[BEGIN Given data]

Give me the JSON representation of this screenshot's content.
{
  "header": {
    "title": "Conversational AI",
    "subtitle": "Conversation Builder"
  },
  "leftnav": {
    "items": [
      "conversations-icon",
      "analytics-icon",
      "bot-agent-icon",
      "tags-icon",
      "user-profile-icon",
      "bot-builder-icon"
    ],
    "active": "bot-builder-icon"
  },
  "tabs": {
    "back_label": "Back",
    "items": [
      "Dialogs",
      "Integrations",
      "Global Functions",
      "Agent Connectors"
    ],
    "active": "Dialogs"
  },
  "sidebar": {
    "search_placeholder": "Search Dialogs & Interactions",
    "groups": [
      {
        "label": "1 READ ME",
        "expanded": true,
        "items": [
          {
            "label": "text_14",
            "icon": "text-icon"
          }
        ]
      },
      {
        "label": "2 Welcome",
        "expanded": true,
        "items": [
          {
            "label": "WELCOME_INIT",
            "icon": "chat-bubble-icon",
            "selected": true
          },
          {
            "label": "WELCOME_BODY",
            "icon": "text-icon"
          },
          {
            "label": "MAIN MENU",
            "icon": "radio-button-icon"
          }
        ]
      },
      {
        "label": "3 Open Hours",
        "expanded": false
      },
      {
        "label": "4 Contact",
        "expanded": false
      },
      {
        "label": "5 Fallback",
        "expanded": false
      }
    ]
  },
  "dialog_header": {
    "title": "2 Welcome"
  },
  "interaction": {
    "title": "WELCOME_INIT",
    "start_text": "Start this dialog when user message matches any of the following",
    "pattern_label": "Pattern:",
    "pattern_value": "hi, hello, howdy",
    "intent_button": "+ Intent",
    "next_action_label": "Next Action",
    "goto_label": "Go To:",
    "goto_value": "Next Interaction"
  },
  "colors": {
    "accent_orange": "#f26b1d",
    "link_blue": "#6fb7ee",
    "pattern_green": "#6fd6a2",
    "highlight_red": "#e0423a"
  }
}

[END Given data]

→ **Written request**:
Report how many lines hold the string "user", giving the number and nothing else.

→ **Written response**:
2